GIVEN TASK
Look through the listing and locate every line containing the word "icon"; copy those lines.

Dataset records:
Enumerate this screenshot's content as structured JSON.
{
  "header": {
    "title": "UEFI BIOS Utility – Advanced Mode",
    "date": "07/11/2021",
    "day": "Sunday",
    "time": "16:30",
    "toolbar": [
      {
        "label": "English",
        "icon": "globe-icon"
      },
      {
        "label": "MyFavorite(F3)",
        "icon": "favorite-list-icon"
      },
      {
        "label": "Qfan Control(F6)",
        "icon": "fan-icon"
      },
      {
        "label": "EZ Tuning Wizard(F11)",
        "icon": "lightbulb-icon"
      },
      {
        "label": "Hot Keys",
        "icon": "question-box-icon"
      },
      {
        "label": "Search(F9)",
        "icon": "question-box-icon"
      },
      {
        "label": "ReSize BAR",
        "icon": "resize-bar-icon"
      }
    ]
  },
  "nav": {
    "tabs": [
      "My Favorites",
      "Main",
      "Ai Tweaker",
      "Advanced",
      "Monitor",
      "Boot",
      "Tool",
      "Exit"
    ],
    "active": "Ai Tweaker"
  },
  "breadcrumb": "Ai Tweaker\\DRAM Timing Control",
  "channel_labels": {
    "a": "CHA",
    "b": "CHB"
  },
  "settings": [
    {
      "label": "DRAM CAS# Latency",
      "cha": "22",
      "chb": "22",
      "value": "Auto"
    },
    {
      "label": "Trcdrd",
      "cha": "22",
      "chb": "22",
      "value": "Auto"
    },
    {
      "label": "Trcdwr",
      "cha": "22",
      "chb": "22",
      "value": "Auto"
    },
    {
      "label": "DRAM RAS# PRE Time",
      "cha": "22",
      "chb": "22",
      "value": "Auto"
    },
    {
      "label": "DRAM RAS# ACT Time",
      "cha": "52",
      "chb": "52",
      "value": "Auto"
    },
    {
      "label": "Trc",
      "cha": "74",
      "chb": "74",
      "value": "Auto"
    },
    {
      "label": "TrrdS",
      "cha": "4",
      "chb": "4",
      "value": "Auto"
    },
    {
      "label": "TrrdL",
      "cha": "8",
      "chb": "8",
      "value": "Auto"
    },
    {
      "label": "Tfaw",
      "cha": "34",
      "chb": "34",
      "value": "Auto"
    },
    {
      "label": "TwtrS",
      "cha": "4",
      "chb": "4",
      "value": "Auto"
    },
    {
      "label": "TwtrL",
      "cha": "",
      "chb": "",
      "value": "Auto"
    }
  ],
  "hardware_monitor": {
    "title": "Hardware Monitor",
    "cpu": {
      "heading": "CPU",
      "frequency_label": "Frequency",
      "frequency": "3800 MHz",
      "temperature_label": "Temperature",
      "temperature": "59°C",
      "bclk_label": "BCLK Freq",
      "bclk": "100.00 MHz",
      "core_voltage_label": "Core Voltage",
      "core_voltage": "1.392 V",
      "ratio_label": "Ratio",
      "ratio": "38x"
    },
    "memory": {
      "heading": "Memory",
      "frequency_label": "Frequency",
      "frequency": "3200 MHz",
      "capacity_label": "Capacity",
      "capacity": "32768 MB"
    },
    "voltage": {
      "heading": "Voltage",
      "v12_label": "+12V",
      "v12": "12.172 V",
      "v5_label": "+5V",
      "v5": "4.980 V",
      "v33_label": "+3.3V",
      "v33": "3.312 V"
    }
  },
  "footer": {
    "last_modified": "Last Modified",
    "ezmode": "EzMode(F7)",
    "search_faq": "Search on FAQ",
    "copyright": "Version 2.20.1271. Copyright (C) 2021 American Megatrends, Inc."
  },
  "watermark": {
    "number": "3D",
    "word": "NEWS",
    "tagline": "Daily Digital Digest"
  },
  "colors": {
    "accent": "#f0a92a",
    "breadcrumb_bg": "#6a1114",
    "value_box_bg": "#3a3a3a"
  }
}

RESPONSE FOR THIS EXERCISE
        "icon": "globe-icon"
        "icon": "favorite-list-icon"
        "icon": "fan-icon"
        "icon": "lightbulb-icon"
        "icon": "question-box-icon"
        "icon": "question-box-icon"
        "icon": "resize-bar-icon"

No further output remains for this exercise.